* Exercise
All of the records listed below should be retyped exactly.

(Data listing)
****************************************

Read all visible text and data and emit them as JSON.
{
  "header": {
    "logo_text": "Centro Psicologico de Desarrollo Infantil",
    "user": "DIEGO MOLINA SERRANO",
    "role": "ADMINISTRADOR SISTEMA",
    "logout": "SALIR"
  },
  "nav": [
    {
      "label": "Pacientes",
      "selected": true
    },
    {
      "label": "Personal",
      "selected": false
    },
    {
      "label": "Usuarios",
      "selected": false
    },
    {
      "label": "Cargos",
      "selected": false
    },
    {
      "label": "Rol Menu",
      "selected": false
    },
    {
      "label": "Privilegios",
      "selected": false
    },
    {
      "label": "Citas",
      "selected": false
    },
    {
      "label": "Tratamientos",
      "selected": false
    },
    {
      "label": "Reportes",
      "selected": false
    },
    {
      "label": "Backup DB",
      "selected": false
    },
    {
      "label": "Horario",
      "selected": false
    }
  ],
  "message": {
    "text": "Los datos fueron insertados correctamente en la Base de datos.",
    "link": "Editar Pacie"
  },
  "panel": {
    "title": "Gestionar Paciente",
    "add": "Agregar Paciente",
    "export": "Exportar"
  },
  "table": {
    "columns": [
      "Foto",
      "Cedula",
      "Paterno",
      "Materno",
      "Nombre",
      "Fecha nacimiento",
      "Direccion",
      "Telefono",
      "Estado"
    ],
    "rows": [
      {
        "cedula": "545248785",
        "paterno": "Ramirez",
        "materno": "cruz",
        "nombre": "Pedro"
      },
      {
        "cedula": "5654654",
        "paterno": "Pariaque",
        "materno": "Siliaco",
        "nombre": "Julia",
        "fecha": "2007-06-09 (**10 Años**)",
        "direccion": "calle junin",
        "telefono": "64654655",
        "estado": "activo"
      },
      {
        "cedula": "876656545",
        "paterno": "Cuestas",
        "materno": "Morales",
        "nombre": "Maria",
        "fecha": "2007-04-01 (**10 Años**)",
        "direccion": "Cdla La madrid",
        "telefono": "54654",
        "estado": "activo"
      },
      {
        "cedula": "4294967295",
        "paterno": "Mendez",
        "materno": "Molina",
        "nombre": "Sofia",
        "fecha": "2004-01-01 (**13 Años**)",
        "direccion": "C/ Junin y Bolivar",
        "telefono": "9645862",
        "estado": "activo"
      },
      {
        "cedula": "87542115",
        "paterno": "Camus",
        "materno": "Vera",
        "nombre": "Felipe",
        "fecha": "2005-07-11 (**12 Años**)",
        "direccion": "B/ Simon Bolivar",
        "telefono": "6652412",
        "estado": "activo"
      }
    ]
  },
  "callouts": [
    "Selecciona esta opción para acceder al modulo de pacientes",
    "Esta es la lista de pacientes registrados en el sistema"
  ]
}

****************************************

* Answer in full
Read all visible text and data and emit them as JSON.
{
  "header": {
    "logo_text": "Centro Psicologico de Desarrollo Infantil",
    "user": "DIEGO MOLINA SERRANO",
    "role": "ADMINISTRADOR SISTEMA",
    "logout": "SALIR"
  },
  "nav": [
    {
      "label": "Pacientes",
      "selected": true
    },
    {
      "label": "Personal",
      "selected": false
    },
    {
      "label": "Usuarios",
      "selected": false
    },
    {
      "label": "Cargos",
      "selected": false
    },
    {
      "label": "Rol Menu",
      "selected": false
    },
    {
      "label": "Privilegios",
      "selected": false
    },
    {
      "label": "Citas",
      "selected": false
    },
    {
      "label": "Tratamientos",
      "selected": false
    },
    {
      "label": "Reportes",
      "selected": false
    },
    {
      "label": "Backup DB",
      "selected": false
    },
    {
      "label": "Horario",
      "selected": false
    }
  ],
  "message": {
    "text": "Los datos fueron insertados correctamente en la Base de datos.",
    "link": "Editar Pacie"
  },
  "panel": {
    "title": "Gestionar Paciente",
    "add": "Agregar Paciente",
    "export": "Exportar"
  },
  "table": {
    "columns": [
      "Foto",
      "Cedula",
      "Paterno",
      "Materno",
      "Nombre",
      "Fecha nacimiento",
      "Direccion",
      "Telefono",
      "Estado"
    ],
    "rows": [
      {
        "cedula": "545248785",
        "paterno": "Ramirez",
        "materno": "cruz",
        "nombre": "Pedro"
      },
      {
        "cedula": "5654654",
        "paterno": "Pariaque",
        "materno": "Siliaco",
        "nombre": "Julia",
        "fecha": "2007-06-09 (**10 Años**)",
        "direccion": "calle junin",
        "telefono": "64654655",
        "estado": "activo"
      },
      {
        "cedula": "876656545",
        "paterno": "Cuestas",
        "materno": "Morales",
        "nombre": "Maria",
        "fecha": "2007-04-01 (**10 Años**)",
        "direccion": "Cdla La madrid",
        "telefono": "54654",
        "estado": "activo"
      },
      {
        "cedula": "4294967295",
        "paterno": "Mendez",
        "materno": "Molina",
        "nombre": "Sofia",
        "fecha": "2004-01-01 (**13 Años**)",
        "direccion": "C/ Junin y Bolivar",
        "telefono": "9645862",
        "estado": "activo"
      },
      {
        "cedula": "87542115",
        "paterno": "Camus",
        "materno": "Vera",
        "nombre": "Felipe",
        "fecha": "2005-07-11 (**12 Años**)",
        "direccion": "B/ Simon Bolivar",
        "telefono": "6652412",
        "estado": "activo"
      }
    ]
  },
  "callouts": [
    "Selecciona esta opción para acceder al modulo de pacientes",
    "Esta es la lista de pacientes registrados en el sistema"
  ]
}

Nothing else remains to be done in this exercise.